BEGIN RECORDS SHOWN

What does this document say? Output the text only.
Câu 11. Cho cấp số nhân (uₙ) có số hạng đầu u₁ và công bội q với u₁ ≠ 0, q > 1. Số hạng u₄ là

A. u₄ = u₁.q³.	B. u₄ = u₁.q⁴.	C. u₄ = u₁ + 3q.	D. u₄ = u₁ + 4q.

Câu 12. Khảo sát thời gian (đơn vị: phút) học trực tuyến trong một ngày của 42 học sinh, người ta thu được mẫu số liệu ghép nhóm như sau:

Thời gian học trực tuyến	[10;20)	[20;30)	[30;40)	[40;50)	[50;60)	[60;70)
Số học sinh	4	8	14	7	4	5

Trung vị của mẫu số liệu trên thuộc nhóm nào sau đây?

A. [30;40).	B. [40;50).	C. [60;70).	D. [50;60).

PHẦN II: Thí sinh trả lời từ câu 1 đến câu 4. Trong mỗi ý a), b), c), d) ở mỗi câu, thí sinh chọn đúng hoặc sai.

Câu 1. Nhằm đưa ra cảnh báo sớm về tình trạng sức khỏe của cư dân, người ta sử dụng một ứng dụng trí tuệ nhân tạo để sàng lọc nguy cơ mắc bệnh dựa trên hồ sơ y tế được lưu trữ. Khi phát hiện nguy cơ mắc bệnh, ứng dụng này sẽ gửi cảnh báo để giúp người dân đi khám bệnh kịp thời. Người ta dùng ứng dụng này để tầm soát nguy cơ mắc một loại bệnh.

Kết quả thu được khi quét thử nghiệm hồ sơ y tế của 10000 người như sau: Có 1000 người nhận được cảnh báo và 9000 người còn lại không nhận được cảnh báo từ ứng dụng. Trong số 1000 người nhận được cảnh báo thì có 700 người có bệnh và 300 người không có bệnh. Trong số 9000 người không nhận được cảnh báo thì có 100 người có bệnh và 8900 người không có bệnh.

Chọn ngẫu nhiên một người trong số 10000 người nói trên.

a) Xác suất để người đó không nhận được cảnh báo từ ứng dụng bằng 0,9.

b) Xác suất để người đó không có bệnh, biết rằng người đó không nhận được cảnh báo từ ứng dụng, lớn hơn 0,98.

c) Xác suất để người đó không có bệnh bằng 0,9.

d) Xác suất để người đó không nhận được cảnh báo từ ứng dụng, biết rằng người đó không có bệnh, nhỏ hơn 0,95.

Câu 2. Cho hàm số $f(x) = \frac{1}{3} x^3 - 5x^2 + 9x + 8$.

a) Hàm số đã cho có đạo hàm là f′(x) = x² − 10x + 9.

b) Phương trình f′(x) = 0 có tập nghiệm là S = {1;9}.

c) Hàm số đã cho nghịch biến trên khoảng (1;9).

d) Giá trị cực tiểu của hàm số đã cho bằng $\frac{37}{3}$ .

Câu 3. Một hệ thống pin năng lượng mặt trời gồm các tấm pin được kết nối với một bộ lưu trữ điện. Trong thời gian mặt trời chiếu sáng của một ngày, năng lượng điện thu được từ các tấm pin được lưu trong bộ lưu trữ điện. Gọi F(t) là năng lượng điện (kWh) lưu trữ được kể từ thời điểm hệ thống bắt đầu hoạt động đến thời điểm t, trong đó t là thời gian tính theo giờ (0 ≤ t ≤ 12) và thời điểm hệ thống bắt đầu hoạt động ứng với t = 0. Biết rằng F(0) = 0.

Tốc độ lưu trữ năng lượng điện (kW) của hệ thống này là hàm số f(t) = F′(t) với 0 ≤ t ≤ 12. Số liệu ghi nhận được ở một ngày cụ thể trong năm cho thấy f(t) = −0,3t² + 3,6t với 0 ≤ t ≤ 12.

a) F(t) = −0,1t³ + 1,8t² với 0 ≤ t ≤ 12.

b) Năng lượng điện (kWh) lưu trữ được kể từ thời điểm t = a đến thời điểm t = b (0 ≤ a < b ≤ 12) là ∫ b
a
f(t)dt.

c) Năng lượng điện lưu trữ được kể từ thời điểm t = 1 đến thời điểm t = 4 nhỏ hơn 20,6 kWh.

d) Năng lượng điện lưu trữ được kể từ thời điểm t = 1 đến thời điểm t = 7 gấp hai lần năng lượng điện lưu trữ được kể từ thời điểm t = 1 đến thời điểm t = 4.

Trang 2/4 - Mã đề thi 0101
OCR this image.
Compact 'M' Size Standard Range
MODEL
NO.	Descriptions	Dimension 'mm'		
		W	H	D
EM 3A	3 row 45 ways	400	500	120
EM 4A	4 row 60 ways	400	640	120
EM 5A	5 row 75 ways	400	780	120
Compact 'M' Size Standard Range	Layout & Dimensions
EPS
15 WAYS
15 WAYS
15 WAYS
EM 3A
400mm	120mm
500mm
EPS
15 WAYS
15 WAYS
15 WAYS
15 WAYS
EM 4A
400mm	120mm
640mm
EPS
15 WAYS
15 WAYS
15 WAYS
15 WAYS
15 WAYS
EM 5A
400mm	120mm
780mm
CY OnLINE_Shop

END RECORDS SHOWN

▸ EXERCISE DESCRIPTION: Reproduce only the lines running from the one that contains "OCR this image." to the last line of the records.

▸ RESULT OF THIS TASK:
OCR this image.
Compact 'M' Size Standard Range
MODEL
NO.	Descriptions	Dimension 'mm'		
		W	H	D
EM 3A	3 row 45 ways	400	500	120
EM 4A	4 row 60 ways	400	640	120
EM 5A	5 row 75 ways	400	780	120
Compact 'M' Size Standard Range	Layout & Dimensions
EPS
15 WAYS
15 WAYS
15 WAYS
EM 3A
400mm	120mm
500mm
EPS
15 WAYS
15 WAYS
15 WAYS
15 WAYS
EM 4A
400mm	120mm
640mm
EPS
15 WAYS
15 WAYS
15 WAYS
15 WAYS
15 WAYS
EM 5A
400mm	120mm
780mm
CY OnLINE_Shop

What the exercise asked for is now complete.